### Entries

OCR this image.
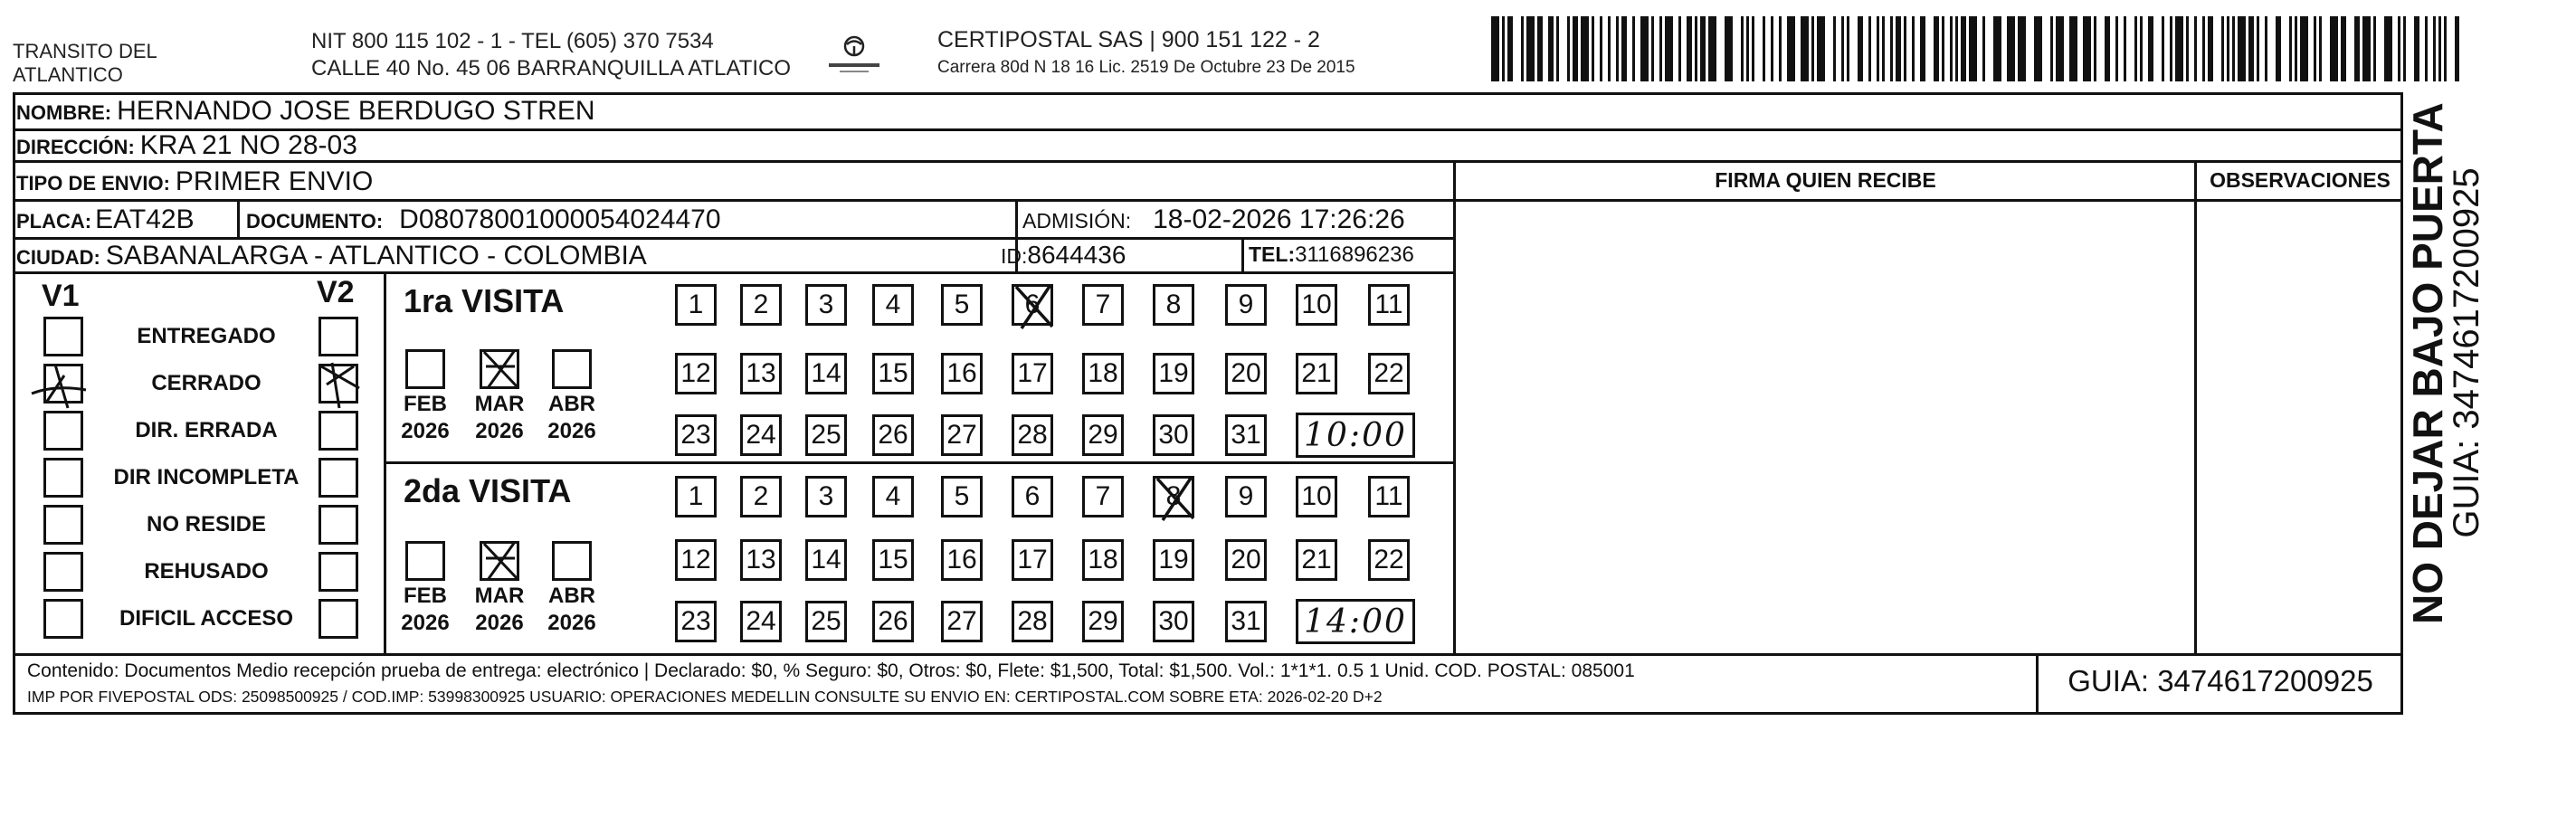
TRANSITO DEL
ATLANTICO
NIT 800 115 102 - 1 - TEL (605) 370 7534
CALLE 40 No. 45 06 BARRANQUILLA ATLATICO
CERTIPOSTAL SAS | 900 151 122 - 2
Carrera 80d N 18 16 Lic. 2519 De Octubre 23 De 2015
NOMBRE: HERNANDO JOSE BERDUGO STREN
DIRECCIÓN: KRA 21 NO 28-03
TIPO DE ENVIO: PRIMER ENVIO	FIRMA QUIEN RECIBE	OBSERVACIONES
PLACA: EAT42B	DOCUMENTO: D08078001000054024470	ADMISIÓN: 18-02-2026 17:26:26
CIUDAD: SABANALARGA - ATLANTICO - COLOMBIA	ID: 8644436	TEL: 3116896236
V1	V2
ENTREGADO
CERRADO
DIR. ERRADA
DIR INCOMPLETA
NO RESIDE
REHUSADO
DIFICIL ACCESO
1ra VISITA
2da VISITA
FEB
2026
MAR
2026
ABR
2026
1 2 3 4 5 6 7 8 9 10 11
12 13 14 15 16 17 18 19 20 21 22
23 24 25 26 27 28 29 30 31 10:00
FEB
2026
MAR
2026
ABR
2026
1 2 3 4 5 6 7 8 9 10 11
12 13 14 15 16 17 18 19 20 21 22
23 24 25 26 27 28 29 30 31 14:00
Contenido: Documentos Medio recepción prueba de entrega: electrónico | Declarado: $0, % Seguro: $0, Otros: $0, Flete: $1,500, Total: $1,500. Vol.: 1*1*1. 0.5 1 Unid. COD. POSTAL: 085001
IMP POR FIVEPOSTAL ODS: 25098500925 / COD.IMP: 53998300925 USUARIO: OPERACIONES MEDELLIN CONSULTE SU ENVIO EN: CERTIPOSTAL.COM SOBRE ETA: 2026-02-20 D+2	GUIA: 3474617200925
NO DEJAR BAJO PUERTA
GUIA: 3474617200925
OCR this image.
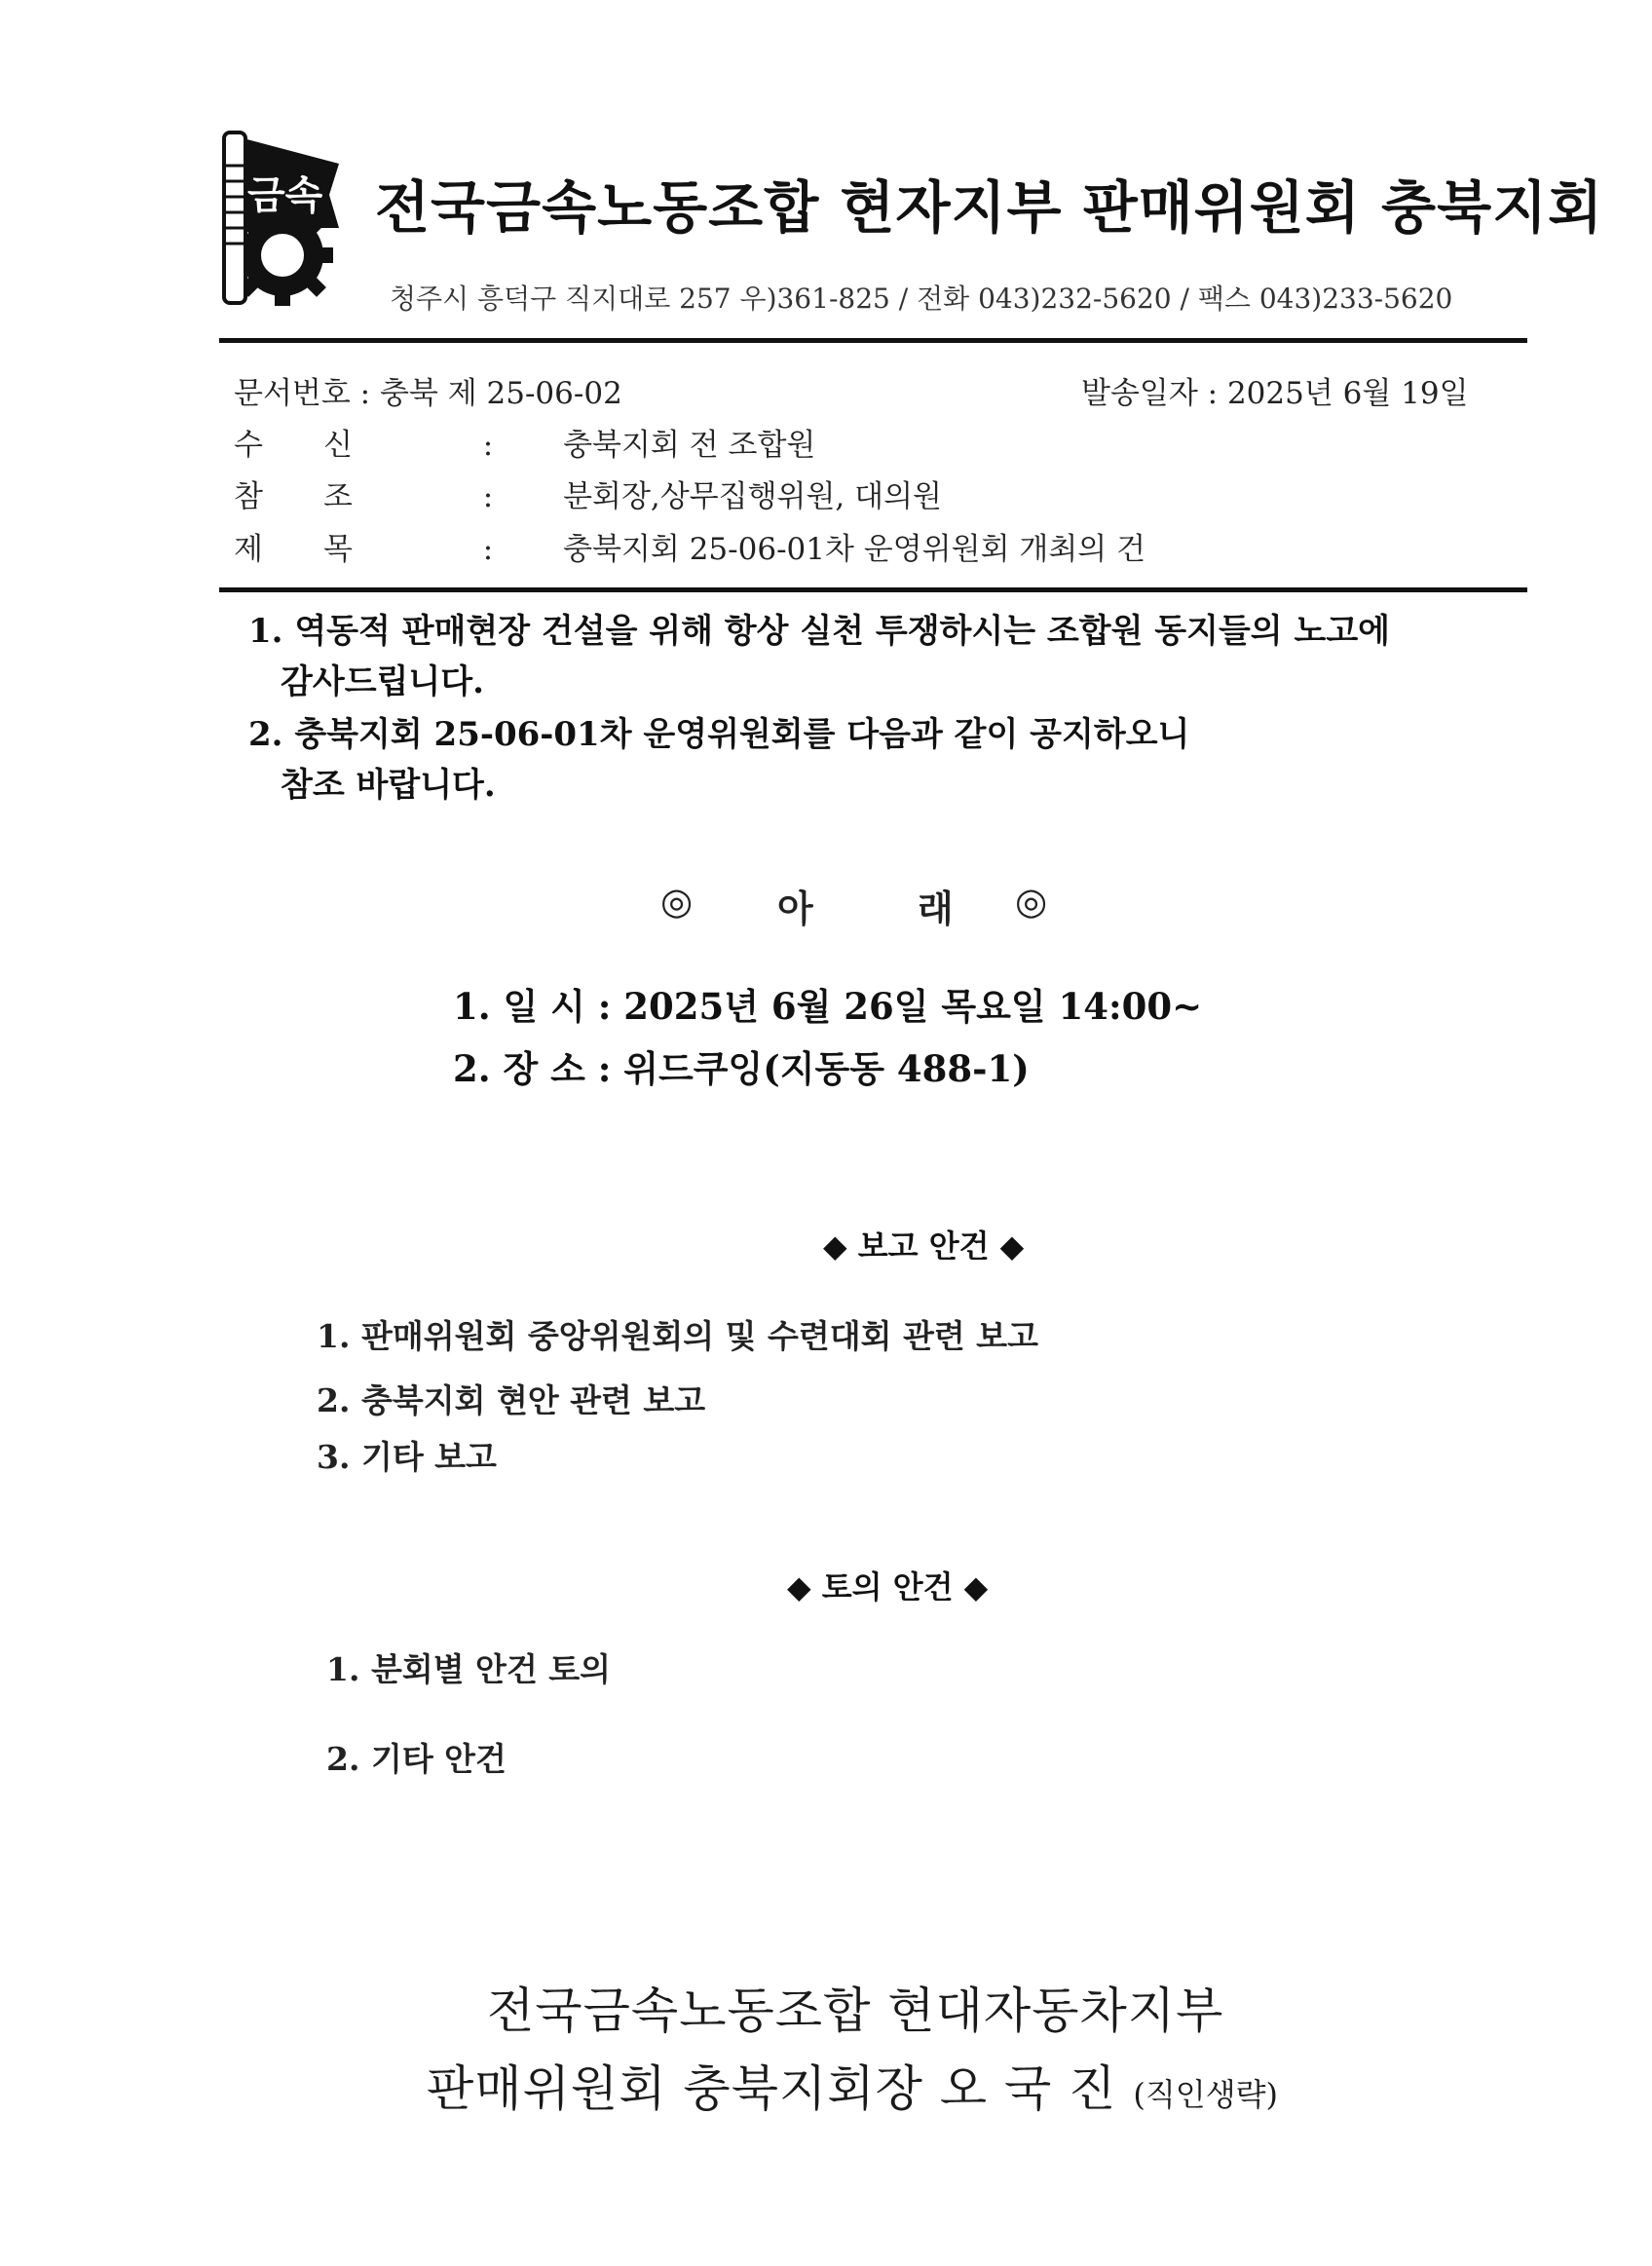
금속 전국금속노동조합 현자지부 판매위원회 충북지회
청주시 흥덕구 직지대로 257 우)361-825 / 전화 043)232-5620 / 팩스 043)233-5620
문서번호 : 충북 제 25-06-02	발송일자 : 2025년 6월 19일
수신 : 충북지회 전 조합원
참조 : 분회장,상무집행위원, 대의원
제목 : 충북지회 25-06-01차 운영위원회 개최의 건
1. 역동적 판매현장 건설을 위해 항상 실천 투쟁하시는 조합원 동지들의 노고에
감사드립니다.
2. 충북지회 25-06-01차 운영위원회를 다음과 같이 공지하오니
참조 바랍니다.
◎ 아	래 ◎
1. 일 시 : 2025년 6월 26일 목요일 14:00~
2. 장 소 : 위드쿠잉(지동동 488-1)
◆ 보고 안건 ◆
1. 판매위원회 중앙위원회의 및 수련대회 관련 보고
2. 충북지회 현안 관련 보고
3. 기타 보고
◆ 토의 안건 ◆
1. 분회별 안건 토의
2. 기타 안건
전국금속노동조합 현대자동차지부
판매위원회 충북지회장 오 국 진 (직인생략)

### Request
Give the entries again without a single change, but with no pictures.

### Finished task
OCR this image.
TRANSITO DEL
ATLANTICO
NIT 800 115 102 - 1 - TEL (605) 370 7534
CALLE 40 No. 45 06 BARRANQUILLA ATLATICO
CERTIPOSTAL SAS | 900 151 122 - 2
Carrera 80d N 18 16 Lic. 2519 De Octubre 23 De 2015
NOMBRE: HERNANDO JOSE BERDUGO STREN
DIRECCIÓN: KRA 21 NO 28-03
TIPO DE ENVIO: PRIMER ENVIO	FIRMA QUIEN RECIBE	OBSERVACIONES
PLACA: EAT42B	DOCUMENTO: D08078001000054024470	ADMISIÓN: 18-02-2026 17:26:26
CIUDAD: SABANALARGA - ATLANTICO - COLOMBIA	ID: 8644436	TEL: 3116896236
V1	V2
ENTREGADO
CERRADO
DIR. ERRADA
DIR INCOMPLETA
NO RESIDE
REHUSADO
DIFICIL ACCESO
1ra VISITA
2da VISITA
FEB
2026
MAR
2026
ABR
2026
1 2 3 4 5 6 7 8 9 10 11
12 13 14 15 16 17 18 19 20 21 22
23 24 25 26 27 28 29 30 31 10:00
FEB
2026
MAR
2026
ABR
2026
1 2 3 4 5 6 7 8 9 10 11
12 13 14 15 16 17 18 19 20 21 22
23 24 25 26 27 28 29 30 31 14:00
Contenido: Documentos Medio recepción prueba de entrega: electrónico | Declarado: $0, % Seguro: $0, Otros: $0, Flete: $1,500, Total: $1,500. Vol.: 1*1*1. 0.5 1 Unid. COD. POSTAL: 085001
IMP POR FIVEPOSTAL ODS: 25098500925 / COD.IMP: 53998300925 USUARIO: OPERACIONES MEDELLIN CONSULTE SU ENVIO EN: CERTIPOSTAL.COM SOBRE ETA: 2026-02-20 D+2	GUIA: 3474617200925
NO DEJAR BAJO PUERTA
GUIA: 3474617200925
OCR this image.
금속 전국금속노동조합 현자지부 판매위원회 충북지회
청주시 흥덕구 직지대로 257 우)361-825 / 전화 043)232-5620 / 팩스 043)233-5620
문서번호 : 충북 제 25-06-02	발송일자 : 2025년 6월 19일
수신 : 충북지회 전 조합원
참조 : 분회장,상무집행위원, 대의원
제목 : 충북지회 25-06-01차 운영위원회 개최의 건
1. 역동적 판매현장 건설을 위해 항상 실천 투쟁하시는 조합원 동지들의 노고에
감사드립니다.
2. 충북지회 25-06-01차 운영위원회를 다음과 같이 공지하오니
참조 바랍니다.
◎ 아	래 ◎
1. 일 시 : 2025년 6월 26일 목요일 14:00~
2. 장 소 : 위드쿠잉(지동동 488-1)
◆ 보고 안건 ◆
1. 판매위원회 중앙위원회의 및 수련대회 관련 보고
2. 충북지회 현안 관련 보고
3. 기타 보고
◆ 토의 안건 ◆
1. 분회별 안건 토의
2. 기타 안건
전국금속노동조합 현대자동차지부
판매위원회 충북지회장 오 국 진 (직인생략)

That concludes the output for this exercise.